▶ _Do this_
Identify, in the records below, every line where the string "HEALTH" appears, and copy each such line.

Figure dataset records
>> Start
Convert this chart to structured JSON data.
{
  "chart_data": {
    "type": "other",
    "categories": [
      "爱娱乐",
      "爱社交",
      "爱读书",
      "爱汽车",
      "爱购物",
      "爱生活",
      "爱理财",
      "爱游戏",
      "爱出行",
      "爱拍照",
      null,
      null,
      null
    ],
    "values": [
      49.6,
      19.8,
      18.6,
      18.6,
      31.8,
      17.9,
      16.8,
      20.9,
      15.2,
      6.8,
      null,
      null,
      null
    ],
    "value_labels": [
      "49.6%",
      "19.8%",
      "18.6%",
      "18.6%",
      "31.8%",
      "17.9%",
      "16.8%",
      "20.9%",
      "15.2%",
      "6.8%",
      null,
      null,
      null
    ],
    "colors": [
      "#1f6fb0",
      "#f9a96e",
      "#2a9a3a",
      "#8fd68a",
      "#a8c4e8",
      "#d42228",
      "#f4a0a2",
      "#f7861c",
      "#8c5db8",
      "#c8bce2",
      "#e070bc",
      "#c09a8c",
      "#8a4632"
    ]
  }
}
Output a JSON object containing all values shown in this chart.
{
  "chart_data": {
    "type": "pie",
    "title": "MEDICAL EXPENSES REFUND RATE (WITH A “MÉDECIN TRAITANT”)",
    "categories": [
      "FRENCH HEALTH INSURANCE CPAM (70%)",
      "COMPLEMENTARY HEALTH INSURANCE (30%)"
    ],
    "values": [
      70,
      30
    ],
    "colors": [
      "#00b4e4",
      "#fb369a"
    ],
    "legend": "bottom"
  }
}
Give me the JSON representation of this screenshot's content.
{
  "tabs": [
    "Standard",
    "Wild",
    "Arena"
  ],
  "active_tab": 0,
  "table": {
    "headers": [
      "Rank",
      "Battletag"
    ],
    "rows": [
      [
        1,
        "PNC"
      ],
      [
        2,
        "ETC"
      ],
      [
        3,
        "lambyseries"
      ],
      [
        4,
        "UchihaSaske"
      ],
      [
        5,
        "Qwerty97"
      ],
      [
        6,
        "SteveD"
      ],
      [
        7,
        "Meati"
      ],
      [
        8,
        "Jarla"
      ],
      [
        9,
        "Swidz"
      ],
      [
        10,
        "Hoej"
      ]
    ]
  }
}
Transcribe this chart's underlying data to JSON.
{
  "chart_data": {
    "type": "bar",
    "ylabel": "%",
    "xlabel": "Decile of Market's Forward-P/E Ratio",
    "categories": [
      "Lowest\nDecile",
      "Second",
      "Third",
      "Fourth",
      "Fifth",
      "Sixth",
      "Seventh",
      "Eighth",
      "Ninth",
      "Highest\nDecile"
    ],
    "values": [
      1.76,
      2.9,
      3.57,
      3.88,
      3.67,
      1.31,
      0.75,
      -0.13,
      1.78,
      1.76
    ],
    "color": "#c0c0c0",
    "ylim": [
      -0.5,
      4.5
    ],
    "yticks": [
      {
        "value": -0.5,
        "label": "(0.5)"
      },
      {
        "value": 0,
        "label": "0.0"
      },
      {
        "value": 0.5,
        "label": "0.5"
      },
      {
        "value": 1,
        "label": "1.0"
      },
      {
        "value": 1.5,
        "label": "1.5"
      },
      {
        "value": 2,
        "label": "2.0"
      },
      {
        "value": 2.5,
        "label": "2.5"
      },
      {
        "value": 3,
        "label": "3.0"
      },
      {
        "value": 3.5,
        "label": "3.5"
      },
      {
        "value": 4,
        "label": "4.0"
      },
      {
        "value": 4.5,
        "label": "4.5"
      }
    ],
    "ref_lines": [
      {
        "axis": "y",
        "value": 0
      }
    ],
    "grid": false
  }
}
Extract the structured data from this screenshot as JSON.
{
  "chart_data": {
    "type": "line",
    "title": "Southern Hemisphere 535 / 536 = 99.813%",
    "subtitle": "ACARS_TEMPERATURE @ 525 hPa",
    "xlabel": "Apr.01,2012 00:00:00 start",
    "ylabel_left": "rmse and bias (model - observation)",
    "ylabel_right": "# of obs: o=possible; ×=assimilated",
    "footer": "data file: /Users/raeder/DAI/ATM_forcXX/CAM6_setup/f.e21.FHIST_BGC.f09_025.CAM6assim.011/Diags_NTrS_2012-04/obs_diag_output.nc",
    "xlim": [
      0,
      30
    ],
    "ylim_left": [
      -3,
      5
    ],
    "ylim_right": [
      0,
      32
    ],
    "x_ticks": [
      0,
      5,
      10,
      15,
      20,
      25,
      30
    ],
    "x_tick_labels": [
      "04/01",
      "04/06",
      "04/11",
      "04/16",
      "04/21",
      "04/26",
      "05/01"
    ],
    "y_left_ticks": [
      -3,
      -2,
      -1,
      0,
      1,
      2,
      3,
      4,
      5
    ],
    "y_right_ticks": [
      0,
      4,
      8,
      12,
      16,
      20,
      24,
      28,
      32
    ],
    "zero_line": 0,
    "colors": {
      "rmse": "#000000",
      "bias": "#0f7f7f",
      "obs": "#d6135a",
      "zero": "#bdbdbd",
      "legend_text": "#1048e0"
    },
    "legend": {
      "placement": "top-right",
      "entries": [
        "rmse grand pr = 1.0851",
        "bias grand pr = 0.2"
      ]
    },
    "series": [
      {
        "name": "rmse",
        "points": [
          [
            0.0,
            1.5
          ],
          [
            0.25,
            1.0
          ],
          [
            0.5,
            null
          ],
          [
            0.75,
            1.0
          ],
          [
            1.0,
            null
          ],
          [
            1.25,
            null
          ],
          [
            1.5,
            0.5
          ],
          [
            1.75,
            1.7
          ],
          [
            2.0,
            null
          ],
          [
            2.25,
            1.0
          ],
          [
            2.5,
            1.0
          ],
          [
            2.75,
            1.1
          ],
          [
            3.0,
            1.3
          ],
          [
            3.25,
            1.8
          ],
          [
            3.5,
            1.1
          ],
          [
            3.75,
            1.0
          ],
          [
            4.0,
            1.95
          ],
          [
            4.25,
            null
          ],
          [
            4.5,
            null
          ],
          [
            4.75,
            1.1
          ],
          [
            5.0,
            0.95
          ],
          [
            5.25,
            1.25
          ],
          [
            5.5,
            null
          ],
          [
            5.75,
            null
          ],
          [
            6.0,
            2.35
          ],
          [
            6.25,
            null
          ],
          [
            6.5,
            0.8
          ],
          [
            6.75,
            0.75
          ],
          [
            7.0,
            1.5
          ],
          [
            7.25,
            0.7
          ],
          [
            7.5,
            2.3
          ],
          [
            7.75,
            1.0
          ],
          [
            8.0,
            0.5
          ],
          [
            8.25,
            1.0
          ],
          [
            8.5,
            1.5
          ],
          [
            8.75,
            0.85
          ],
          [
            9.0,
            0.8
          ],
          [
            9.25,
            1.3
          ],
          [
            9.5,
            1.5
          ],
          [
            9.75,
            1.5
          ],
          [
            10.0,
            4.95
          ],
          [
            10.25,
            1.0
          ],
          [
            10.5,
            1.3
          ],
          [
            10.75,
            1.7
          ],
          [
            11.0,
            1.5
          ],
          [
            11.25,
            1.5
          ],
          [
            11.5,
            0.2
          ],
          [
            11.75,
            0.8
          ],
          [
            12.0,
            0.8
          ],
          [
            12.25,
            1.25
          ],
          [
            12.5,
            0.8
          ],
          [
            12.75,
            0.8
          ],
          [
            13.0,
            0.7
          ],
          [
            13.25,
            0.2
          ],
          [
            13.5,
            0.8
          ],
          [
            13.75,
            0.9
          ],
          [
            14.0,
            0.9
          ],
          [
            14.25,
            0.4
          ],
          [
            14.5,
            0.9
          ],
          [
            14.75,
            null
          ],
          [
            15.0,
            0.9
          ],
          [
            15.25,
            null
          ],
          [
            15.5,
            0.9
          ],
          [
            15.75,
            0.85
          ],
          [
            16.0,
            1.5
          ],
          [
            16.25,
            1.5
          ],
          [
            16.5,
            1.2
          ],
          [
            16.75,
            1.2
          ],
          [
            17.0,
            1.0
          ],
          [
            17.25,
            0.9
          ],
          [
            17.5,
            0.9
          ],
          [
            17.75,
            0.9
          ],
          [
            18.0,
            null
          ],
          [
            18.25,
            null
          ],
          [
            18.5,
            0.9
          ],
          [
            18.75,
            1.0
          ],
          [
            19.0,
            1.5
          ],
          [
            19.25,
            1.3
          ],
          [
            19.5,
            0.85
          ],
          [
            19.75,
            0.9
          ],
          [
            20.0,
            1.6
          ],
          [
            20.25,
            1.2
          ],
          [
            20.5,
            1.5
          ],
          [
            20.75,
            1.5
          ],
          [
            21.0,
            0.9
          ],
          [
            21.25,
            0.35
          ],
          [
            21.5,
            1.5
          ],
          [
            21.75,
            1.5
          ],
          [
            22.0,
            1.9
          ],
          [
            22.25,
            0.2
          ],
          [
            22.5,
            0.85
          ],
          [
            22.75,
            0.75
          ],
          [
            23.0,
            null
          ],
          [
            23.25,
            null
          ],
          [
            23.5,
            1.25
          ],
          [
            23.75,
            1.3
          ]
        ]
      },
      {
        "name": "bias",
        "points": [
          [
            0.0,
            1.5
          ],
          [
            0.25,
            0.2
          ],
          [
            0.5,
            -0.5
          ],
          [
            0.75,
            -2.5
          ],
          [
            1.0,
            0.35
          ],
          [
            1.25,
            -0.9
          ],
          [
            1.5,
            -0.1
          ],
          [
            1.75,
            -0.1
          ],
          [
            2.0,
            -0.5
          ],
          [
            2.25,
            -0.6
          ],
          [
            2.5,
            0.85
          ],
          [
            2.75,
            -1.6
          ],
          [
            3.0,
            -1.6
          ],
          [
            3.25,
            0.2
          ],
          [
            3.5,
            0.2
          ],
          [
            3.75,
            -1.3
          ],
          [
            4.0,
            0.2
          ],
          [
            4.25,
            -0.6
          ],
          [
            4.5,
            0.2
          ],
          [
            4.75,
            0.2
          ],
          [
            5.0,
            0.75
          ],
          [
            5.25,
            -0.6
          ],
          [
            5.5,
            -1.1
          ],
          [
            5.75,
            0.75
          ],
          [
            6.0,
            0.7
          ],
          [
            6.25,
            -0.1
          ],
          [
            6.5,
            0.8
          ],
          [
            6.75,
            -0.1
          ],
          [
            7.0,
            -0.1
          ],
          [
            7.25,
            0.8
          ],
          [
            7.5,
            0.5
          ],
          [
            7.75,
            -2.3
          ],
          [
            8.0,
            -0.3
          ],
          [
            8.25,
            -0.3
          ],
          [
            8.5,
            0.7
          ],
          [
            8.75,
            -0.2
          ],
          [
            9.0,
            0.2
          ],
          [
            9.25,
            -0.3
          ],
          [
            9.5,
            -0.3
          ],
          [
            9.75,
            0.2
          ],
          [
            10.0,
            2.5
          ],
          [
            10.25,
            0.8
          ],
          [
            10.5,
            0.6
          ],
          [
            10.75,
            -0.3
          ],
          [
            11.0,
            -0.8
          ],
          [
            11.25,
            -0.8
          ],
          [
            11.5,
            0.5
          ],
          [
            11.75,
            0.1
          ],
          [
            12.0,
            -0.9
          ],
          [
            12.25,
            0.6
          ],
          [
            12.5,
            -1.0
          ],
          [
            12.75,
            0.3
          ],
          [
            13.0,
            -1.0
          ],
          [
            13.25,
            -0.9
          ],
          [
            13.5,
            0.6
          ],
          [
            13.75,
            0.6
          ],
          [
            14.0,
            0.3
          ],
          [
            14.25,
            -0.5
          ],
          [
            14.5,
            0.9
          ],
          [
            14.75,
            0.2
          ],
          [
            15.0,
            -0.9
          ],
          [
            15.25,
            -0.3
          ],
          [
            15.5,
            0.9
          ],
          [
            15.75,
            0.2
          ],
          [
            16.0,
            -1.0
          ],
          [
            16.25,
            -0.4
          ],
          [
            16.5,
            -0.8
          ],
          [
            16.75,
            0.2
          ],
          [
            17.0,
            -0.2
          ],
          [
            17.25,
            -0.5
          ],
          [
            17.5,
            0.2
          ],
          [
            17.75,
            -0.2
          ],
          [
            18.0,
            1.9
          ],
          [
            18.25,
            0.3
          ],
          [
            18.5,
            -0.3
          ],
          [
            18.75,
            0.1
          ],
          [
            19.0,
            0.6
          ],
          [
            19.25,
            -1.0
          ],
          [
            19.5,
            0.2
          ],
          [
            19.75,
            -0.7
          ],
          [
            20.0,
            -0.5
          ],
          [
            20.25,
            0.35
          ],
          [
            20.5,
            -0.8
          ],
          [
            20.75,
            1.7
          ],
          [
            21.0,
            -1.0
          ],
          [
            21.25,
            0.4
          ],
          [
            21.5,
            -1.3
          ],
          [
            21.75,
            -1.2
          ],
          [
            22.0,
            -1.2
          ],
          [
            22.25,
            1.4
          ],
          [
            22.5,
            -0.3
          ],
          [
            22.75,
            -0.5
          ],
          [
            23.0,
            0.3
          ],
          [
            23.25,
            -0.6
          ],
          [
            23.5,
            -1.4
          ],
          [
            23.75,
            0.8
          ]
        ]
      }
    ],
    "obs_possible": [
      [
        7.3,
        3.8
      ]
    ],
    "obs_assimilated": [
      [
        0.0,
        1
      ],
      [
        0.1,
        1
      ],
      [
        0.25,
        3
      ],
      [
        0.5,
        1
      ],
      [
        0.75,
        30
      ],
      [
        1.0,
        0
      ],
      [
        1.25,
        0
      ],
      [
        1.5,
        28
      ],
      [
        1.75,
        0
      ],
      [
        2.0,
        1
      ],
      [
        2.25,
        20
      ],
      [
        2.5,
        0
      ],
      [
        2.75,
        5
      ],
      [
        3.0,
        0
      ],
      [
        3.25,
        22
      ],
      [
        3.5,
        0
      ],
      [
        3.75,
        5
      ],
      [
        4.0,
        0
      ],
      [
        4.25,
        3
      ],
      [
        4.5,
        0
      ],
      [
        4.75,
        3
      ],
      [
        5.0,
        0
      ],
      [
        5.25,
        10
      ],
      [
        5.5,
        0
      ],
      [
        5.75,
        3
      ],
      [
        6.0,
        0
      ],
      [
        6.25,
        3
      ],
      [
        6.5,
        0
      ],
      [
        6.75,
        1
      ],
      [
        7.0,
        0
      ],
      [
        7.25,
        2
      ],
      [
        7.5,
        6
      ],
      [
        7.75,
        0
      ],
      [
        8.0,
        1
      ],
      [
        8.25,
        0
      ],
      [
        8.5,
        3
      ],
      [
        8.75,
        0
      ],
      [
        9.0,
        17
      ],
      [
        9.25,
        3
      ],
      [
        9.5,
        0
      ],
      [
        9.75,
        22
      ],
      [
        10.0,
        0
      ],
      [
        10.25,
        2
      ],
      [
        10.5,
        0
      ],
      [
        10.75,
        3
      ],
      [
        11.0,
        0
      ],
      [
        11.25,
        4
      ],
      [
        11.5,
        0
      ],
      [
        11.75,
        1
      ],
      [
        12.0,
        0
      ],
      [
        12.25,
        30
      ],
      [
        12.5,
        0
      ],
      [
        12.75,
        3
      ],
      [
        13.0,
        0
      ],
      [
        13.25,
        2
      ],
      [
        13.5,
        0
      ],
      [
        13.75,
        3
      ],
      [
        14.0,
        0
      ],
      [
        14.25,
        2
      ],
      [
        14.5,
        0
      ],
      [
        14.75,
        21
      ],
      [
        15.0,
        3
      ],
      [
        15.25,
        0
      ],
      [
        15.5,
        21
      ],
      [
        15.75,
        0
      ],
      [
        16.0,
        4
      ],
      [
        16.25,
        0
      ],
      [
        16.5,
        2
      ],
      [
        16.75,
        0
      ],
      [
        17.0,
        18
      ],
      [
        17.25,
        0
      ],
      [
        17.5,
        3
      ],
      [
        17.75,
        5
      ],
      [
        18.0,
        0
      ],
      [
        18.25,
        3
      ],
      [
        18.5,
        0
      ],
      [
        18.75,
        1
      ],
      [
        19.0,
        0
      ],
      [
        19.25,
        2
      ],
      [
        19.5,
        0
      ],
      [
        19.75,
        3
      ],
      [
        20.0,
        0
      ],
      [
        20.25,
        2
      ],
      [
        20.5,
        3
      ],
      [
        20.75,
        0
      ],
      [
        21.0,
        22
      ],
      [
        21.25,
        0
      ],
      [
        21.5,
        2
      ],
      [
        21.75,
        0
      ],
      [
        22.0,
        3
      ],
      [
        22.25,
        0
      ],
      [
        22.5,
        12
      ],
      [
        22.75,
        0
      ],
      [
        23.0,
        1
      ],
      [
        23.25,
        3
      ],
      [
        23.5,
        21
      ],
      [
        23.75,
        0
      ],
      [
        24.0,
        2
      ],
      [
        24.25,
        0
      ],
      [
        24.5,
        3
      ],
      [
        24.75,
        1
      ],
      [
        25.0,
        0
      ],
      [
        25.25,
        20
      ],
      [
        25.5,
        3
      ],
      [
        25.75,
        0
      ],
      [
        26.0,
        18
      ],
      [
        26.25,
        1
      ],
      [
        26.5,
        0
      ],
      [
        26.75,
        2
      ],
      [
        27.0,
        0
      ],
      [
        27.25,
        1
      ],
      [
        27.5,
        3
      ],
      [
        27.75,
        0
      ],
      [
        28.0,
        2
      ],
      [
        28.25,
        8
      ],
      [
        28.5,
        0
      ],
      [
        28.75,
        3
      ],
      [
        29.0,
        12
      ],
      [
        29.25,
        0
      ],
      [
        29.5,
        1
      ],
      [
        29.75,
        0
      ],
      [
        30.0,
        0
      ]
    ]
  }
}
>> End
▶ _Solution to this problem_
      "FRENCH HEALTH INSURANCE CPAM (70%)",
      "COMPLEMENTARY HEALTH INSURANCE (30%)"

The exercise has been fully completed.